TASK REQUIREMENTS → Locate the string "gates" in the records below. Copy every line where it occurs.

EXERCISE DATA →
* Begin *
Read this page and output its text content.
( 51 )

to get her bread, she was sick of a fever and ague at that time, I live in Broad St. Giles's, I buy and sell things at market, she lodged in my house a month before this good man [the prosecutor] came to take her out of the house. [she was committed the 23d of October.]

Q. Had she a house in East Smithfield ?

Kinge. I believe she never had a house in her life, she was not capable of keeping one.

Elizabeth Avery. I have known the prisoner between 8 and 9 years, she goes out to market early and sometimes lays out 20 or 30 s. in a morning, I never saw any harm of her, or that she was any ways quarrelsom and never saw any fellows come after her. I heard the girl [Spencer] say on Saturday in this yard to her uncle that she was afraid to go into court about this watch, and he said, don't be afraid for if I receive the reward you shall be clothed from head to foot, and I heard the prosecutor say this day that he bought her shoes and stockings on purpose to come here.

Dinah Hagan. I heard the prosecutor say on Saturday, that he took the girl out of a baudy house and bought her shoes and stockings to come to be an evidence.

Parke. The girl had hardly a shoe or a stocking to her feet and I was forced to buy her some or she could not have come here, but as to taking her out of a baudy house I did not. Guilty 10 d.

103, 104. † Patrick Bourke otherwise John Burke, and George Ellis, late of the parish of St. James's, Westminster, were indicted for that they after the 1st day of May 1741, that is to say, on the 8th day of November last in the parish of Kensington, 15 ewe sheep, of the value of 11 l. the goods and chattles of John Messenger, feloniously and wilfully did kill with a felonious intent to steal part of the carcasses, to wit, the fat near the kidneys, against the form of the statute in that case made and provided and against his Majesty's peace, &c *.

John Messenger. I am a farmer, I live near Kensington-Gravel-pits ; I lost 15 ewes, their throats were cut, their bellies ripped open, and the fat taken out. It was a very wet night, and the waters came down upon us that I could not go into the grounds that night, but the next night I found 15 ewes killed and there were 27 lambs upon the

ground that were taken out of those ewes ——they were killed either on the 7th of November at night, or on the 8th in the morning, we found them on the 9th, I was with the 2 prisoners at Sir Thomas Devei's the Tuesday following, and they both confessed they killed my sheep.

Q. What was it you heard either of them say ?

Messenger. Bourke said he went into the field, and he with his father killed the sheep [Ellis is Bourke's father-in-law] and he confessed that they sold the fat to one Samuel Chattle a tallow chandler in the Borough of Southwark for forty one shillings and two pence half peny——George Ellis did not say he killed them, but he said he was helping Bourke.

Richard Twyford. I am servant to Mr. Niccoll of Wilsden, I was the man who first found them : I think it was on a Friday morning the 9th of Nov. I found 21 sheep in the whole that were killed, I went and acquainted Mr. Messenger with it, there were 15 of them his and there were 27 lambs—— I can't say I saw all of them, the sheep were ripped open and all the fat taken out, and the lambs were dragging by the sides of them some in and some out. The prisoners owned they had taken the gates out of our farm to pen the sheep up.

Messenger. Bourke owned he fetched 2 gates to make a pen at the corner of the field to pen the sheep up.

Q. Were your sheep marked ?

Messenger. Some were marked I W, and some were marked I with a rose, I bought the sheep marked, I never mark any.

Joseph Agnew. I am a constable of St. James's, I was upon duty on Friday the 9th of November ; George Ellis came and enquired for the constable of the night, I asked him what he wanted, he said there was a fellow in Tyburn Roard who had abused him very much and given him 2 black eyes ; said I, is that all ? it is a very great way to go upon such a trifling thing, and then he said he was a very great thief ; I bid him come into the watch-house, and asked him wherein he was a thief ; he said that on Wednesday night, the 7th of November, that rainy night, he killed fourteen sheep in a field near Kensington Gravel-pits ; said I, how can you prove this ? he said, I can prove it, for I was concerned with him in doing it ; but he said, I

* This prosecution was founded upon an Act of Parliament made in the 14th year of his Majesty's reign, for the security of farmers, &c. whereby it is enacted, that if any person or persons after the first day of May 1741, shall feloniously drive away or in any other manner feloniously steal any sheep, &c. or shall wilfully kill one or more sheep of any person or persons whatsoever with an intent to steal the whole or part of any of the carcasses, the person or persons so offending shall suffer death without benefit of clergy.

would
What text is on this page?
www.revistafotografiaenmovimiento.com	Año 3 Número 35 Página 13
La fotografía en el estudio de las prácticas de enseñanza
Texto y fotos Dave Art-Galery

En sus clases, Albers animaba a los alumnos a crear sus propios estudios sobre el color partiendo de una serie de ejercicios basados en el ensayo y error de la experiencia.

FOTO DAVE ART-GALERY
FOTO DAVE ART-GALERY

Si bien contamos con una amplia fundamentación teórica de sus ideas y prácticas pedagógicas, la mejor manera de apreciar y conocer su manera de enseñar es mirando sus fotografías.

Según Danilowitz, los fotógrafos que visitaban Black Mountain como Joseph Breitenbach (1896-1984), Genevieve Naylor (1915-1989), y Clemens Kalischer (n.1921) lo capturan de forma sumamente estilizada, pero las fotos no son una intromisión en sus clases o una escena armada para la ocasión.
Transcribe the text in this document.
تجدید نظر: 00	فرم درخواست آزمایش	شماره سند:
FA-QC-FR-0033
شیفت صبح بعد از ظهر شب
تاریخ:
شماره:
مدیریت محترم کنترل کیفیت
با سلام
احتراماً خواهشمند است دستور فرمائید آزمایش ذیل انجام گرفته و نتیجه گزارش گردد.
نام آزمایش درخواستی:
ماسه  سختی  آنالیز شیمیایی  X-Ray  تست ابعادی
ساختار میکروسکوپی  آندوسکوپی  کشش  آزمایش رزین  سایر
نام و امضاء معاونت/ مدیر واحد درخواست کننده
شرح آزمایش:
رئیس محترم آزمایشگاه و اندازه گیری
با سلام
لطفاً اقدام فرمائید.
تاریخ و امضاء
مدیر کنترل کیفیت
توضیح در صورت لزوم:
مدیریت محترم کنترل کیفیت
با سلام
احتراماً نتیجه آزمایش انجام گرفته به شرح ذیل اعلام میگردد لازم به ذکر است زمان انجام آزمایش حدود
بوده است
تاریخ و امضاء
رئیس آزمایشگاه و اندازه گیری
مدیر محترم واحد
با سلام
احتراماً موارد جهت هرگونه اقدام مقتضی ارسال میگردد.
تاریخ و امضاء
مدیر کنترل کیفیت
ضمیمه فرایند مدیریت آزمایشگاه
* End *
EXERCISE ANSWER →
Richard Twyford. I am servant to Mr. Niccoll of Wilsden, I was the man who first found them : I think it was on a Friday morning the 9th of Nov. I found 21 sheep in the whole that were killed, I went and acquainted Mr. Messenger with it, there were 15 of them his and there were 27 lambs—— I can't say I saw all of them, the sheep were ripped open and all the fat taken out, and the lambs were dragging by the sides of them some in and some out. The prisoners owned they had taken the gates out of our farm to pen the sheep up.
Messenger. Bourke owned he fetched 2 gates to make a pen at the corner of the field to pen the sheep up.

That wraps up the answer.